PROBLEM TO WORK ON: Collect every line in the records below that contains the word "this".
>>
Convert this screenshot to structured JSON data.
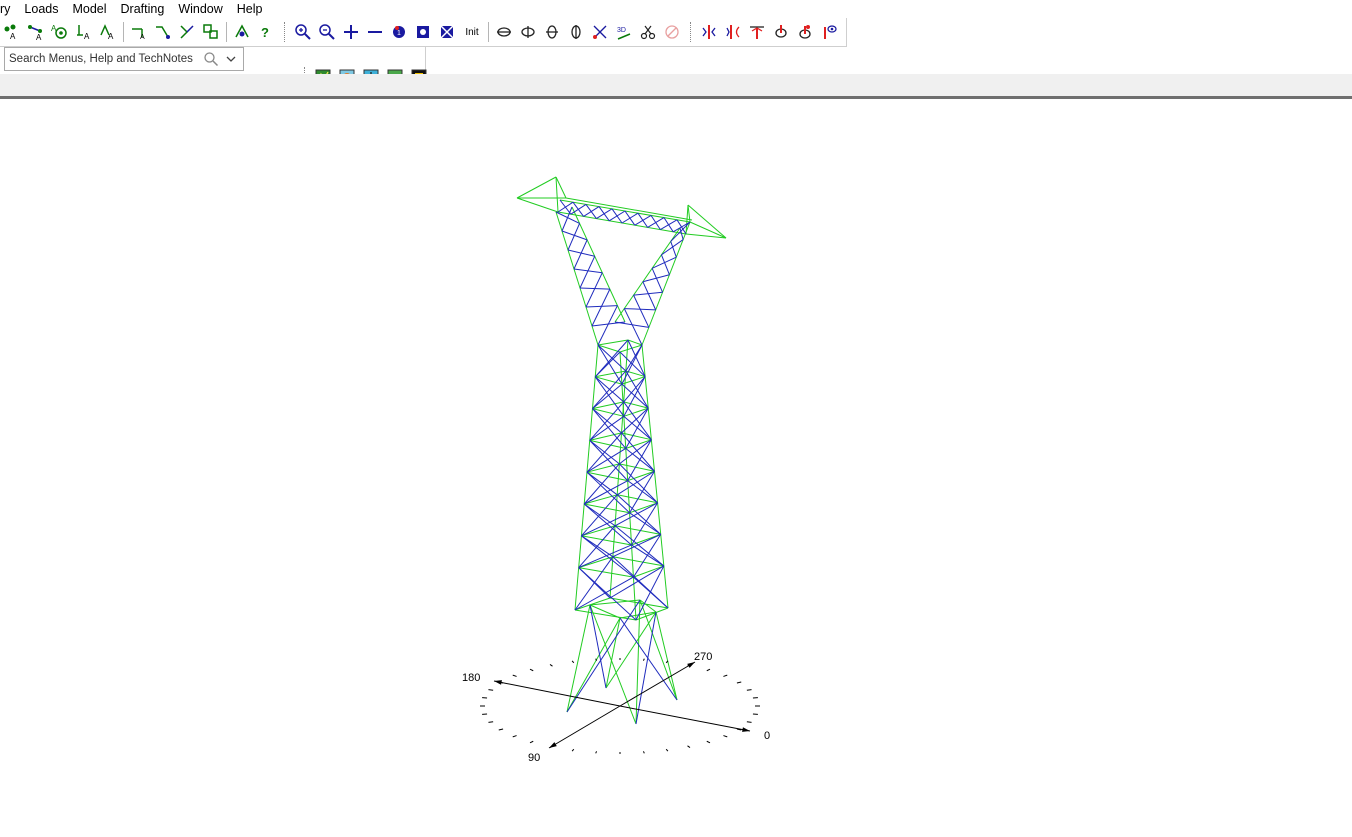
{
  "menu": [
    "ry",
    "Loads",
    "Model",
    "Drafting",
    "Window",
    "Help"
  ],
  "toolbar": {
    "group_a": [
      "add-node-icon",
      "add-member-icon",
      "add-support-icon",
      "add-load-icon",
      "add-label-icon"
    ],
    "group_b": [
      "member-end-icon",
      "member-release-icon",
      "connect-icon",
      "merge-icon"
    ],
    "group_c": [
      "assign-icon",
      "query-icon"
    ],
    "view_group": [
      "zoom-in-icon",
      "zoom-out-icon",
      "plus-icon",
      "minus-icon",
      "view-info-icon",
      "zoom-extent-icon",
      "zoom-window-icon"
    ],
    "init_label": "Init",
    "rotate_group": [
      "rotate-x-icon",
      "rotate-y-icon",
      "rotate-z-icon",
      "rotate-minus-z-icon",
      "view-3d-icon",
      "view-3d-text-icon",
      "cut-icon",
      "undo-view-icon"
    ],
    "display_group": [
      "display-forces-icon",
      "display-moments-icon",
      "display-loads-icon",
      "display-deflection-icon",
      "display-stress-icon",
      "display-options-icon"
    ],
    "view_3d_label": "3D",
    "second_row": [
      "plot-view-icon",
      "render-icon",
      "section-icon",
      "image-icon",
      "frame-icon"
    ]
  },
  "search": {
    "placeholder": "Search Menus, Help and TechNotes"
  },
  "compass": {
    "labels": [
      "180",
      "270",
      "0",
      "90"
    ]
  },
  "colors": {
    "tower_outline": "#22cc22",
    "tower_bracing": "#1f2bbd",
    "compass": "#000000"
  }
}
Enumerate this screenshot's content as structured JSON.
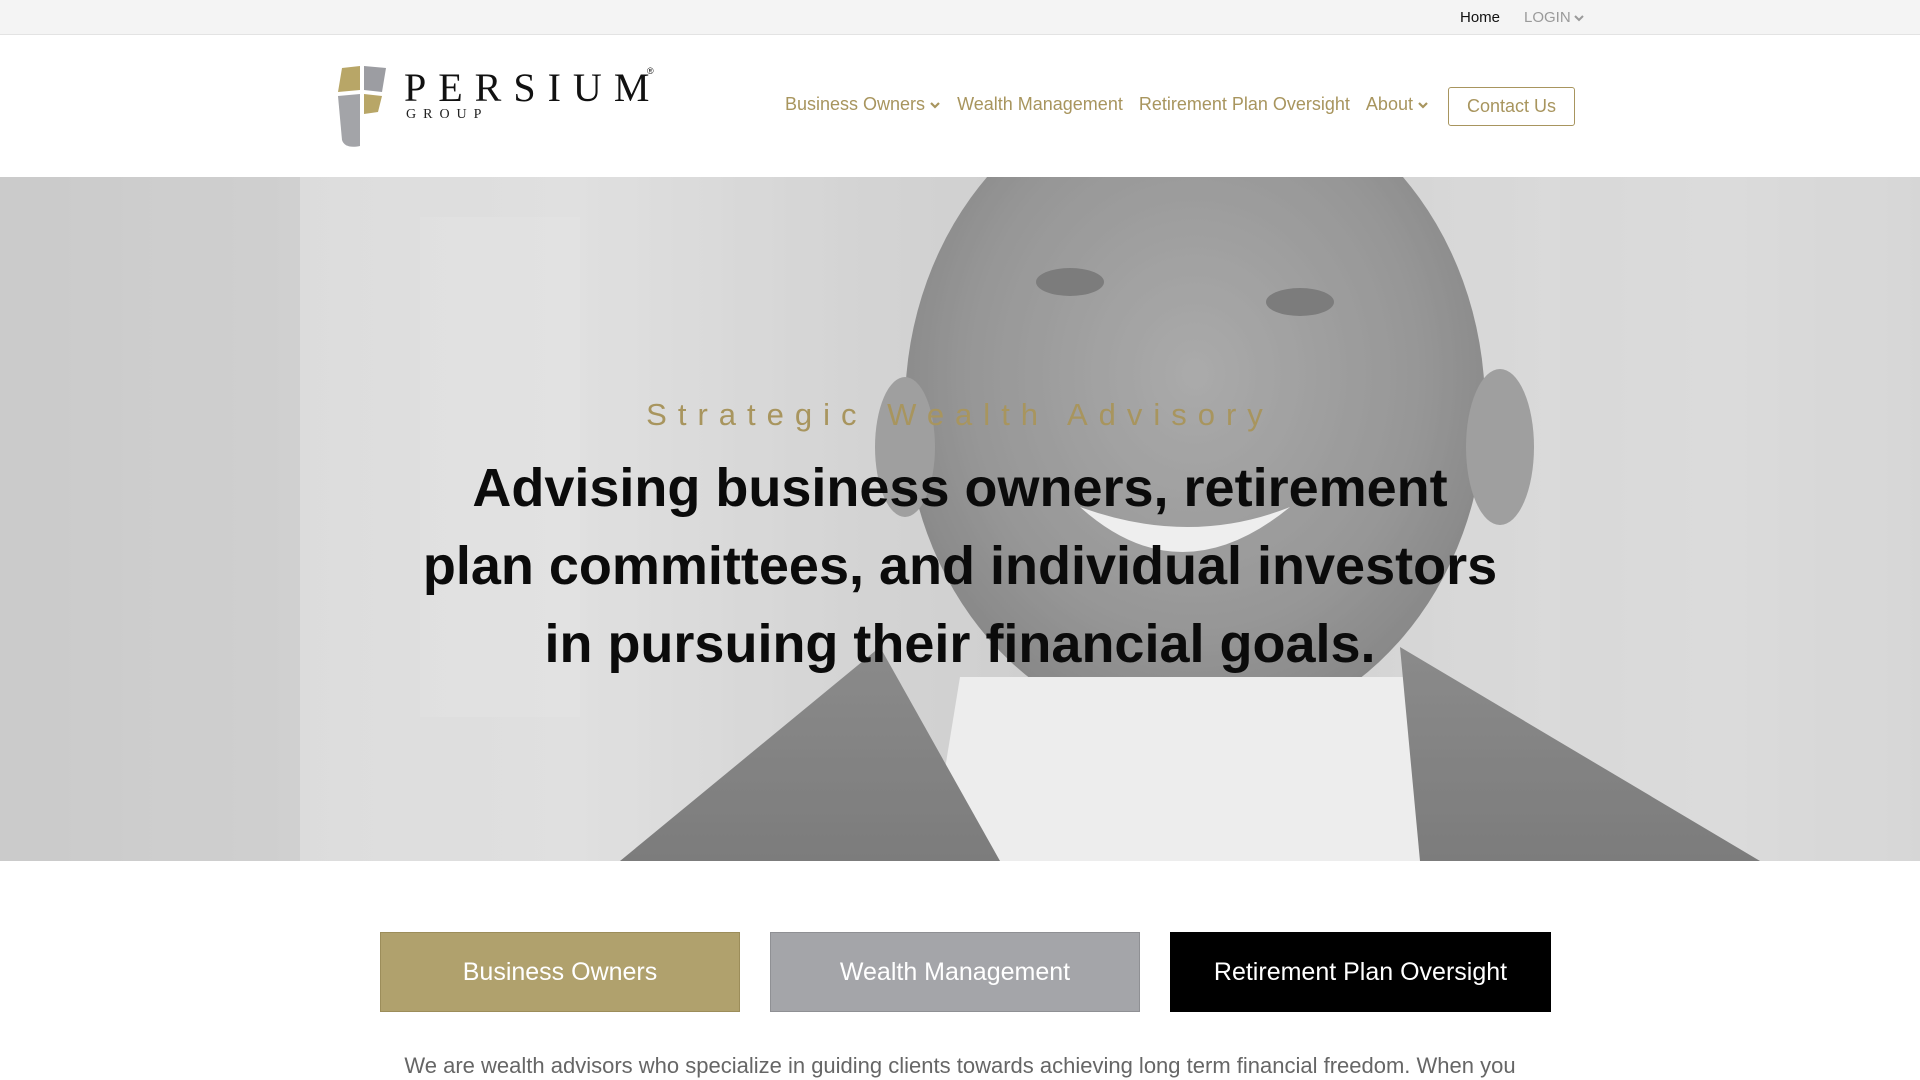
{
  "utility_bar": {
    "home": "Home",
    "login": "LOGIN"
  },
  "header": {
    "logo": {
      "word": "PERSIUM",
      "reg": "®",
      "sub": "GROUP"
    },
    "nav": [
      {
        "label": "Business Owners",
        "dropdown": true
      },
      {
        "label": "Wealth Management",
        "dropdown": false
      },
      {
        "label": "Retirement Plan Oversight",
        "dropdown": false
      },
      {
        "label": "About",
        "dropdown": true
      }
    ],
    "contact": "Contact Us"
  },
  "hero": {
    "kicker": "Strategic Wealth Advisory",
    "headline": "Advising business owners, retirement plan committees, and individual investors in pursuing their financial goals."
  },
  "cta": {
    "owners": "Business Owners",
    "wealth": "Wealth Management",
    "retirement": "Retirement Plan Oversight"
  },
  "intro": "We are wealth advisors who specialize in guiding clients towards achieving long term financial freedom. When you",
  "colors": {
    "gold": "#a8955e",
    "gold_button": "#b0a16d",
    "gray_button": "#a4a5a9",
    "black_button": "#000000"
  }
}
<<
SOLUTION:
Convert this screenshot to structured JSON data.
Enumerate this screenshot's content as structured JSON.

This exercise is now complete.